■ WORK TO COMPLETE
In the listing below, find every line with the string "content" and pull it out.

■ STORED DATA

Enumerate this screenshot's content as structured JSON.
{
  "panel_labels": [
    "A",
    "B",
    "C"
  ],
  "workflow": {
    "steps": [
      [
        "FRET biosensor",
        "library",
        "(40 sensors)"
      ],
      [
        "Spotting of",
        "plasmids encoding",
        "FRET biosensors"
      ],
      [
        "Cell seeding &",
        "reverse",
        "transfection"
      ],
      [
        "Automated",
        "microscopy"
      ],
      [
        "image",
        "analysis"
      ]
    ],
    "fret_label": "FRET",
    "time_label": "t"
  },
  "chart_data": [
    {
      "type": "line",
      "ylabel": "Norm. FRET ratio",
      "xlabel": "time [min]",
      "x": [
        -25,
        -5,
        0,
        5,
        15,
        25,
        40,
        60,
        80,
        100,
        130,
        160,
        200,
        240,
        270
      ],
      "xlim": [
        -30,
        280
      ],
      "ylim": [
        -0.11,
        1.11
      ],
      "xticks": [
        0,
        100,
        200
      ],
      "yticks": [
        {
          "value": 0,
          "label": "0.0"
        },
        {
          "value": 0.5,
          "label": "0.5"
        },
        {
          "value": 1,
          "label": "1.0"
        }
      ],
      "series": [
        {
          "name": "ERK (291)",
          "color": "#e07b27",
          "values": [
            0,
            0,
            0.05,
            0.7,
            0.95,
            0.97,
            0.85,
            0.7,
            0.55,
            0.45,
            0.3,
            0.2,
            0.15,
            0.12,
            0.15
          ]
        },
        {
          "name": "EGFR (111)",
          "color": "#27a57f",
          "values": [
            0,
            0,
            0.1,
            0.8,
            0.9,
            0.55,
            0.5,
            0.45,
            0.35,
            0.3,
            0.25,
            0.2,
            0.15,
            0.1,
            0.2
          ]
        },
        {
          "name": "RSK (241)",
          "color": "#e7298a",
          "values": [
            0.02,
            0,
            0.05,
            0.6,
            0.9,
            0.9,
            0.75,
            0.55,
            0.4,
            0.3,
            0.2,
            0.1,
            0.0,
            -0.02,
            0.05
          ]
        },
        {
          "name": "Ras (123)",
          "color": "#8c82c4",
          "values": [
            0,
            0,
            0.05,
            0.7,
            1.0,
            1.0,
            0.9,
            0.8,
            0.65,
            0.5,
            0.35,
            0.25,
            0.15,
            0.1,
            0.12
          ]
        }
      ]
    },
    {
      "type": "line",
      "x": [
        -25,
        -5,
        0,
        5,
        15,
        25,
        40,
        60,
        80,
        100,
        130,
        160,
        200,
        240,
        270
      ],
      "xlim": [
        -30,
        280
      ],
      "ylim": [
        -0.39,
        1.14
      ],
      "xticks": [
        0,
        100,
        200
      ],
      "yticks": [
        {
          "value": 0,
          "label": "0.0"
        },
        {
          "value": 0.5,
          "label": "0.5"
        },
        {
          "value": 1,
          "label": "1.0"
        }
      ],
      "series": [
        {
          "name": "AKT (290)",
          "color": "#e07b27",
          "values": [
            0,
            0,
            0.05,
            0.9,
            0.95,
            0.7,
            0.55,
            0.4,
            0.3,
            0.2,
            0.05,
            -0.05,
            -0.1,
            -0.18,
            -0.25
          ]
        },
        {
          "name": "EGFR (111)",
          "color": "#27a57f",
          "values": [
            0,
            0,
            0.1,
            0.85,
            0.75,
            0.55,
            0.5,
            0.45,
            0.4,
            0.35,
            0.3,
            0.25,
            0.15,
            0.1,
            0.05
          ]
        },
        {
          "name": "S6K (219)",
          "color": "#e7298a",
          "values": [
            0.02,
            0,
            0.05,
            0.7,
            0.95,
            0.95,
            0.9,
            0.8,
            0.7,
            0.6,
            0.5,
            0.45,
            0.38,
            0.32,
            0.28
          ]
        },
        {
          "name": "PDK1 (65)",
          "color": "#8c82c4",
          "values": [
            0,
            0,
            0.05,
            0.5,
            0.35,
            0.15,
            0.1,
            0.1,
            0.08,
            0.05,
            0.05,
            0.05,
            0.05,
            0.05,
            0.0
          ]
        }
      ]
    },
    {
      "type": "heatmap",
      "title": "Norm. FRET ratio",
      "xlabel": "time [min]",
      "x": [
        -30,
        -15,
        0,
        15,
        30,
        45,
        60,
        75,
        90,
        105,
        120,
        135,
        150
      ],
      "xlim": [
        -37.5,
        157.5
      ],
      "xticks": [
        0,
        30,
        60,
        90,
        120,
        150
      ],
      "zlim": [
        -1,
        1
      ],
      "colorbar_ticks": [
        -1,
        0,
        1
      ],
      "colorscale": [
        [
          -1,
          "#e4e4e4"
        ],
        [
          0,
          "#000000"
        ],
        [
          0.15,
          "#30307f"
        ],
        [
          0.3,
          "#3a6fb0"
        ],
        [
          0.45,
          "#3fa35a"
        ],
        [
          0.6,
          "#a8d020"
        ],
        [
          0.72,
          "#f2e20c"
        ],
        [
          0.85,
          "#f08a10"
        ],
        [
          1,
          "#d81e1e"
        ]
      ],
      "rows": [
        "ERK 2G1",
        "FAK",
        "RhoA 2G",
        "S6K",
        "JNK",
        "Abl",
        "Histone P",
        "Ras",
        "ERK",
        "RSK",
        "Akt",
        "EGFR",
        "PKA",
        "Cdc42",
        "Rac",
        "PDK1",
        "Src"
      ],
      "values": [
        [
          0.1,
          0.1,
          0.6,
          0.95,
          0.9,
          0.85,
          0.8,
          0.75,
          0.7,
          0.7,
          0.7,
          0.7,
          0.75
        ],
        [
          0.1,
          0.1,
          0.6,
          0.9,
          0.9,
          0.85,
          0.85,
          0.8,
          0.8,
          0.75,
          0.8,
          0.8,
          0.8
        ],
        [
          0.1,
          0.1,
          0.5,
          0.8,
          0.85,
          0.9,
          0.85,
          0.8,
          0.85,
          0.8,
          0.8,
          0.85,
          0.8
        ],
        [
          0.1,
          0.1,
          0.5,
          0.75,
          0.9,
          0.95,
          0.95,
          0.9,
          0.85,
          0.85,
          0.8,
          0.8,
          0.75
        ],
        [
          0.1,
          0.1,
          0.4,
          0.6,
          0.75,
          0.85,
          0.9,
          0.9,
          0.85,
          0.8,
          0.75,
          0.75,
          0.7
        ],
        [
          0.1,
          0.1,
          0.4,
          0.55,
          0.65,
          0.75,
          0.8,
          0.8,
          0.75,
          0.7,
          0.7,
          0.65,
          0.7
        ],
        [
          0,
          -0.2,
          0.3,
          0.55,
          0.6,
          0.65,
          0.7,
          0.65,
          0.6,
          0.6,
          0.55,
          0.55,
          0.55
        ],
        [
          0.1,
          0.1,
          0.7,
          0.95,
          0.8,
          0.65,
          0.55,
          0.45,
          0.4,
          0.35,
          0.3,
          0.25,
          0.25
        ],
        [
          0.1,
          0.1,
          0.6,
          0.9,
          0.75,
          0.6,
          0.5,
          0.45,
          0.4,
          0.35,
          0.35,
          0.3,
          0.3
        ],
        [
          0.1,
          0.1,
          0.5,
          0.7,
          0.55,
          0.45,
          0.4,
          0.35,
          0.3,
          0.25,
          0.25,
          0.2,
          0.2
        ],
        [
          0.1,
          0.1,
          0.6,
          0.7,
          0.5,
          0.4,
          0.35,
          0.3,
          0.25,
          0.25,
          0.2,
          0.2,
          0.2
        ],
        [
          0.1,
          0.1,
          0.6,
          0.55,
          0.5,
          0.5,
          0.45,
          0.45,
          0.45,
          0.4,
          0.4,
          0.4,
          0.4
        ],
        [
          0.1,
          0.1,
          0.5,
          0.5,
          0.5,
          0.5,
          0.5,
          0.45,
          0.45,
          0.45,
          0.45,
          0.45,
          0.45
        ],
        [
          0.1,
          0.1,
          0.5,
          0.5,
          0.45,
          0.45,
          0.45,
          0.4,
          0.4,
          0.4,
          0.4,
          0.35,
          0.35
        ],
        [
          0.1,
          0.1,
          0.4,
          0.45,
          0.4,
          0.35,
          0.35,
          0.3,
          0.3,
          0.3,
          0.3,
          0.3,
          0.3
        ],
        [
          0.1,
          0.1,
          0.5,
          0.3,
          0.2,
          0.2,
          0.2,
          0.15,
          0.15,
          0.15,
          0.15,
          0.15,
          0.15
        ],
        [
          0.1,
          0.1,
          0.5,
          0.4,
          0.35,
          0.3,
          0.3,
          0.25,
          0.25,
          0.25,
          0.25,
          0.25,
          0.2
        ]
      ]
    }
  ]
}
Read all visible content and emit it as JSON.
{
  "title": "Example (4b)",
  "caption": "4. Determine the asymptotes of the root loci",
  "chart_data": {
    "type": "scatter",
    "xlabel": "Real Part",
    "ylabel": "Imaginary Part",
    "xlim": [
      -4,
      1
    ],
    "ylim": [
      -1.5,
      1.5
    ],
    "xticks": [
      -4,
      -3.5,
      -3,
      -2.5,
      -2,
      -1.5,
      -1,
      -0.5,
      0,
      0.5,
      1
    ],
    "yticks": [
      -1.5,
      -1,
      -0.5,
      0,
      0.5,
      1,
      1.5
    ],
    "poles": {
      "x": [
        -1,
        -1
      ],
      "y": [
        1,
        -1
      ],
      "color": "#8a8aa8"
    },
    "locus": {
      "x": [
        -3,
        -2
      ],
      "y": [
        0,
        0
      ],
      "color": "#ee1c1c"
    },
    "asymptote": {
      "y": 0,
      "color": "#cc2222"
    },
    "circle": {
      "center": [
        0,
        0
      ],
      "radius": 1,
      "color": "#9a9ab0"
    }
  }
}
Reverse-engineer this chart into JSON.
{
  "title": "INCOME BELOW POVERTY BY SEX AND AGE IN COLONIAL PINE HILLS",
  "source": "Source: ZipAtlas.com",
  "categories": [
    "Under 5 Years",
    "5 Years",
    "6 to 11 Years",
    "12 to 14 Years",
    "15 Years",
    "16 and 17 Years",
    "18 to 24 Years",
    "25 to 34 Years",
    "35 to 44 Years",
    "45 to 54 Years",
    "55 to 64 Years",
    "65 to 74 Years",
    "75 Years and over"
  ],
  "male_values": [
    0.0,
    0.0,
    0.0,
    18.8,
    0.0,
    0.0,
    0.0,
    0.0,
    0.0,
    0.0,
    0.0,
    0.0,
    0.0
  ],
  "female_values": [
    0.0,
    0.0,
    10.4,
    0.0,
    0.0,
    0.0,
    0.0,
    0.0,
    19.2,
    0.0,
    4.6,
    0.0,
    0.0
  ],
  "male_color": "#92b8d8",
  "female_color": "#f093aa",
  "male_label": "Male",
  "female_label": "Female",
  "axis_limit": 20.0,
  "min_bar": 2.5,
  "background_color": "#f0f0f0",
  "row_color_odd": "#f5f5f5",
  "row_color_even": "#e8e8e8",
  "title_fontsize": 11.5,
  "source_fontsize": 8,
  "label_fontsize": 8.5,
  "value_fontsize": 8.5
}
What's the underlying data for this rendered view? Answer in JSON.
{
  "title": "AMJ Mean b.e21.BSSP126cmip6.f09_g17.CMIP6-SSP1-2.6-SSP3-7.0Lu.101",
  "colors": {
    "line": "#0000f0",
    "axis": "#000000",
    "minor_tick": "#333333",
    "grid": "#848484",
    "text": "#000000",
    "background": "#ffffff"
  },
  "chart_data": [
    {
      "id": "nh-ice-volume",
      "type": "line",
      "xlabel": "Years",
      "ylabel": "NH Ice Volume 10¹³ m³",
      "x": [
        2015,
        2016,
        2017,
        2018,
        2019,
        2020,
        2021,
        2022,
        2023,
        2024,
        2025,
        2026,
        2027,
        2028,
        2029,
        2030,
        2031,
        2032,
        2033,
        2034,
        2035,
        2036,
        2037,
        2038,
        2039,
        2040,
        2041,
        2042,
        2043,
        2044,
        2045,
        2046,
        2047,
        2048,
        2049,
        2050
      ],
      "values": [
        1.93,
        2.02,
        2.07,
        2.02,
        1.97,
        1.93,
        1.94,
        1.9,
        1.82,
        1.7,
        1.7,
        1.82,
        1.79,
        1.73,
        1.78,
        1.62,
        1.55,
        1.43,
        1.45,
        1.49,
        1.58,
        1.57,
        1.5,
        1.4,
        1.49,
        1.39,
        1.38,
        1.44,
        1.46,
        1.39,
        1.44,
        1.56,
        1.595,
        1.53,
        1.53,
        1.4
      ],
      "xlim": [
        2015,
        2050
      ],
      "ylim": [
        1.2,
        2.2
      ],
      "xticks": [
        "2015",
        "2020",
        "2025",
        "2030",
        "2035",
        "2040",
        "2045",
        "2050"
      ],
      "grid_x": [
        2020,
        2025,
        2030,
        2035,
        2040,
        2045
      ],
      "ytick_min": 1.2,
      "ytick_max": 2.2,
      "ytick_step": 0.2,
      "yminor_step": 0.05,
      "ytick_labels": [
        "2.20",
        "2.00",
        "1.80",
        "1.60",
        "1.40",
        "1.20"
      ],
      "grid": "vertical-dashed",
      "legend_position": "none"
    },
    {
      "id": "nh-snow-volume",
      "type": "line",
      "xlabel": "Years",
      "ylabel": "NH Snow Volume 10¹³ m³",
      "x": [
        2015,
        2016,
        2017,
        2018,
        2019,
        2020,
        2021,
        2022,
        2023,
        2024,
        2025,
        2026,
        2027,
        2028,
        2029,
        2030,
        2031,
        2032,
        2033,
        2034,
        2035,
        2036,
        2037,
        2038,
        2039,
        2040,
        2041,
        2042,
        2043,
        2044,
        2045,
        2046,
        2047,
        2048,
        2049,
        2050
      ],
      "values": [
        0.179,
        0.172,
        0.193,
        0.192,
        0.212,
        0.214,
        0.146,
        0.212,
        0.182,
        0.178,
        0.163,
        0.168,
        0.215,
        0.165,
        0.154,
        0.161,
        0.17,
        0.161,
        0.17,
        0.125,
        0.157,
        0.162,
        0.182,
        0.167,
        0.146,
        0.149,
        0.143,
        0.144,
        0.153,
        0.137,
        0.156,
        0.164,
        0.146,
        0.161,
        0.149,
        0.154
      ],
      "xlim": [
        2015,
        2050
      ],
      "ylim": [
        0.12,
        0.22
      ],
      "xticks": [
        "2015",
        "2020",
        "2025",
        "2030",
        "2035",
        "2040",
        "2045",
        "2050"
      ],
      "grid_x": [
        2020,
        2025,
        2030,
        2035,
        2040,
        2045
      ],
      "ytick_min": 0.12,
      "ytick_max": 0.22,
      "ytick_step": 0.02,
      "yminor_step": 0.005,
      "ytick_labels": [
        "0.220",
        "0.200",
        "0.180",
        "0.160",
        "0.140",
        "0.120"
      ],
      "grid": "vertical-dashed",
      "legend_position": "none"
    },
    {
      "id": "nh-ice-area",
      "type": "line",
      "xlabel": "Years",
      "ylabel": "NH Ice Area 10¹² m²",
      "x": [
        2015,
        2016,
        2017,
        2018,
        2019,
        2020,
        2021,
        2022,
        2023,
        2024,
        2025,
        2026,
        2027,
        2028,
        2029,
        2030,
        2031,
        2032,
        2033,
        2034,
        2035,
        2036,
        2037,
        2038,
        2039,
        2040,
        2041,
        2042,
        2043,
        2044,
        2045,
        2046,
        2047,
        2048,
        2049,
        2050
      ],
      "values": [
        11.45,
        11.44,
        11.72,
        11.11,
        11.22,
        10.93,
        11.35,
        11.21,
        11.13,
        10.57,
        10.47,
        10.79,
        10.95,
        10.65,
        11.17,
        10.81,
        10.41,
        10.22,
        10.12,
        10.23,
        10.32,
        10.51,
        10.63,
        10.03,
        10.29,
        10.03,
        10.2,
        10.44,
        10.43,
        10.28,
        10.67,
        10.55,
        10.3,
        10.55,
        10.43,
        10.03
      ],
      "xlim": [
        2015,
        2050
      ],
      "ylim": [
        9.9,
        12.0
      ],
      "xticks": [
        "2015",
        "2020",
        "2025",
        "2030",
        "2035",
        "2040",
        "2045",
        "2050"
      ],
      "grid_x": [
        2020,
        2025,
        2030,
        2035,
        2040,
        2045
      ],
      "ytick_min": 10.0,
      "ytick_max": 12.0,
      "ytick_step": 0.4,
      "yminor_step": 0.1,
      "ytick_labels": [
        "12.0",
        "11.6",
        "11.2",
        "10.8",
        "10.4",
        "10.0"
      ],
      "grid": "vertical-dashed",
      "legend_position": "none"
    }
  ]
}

■ THE RESULT
Enumerate this screenshot's content as structured JSON.
Read all visible content and emit it as JSON.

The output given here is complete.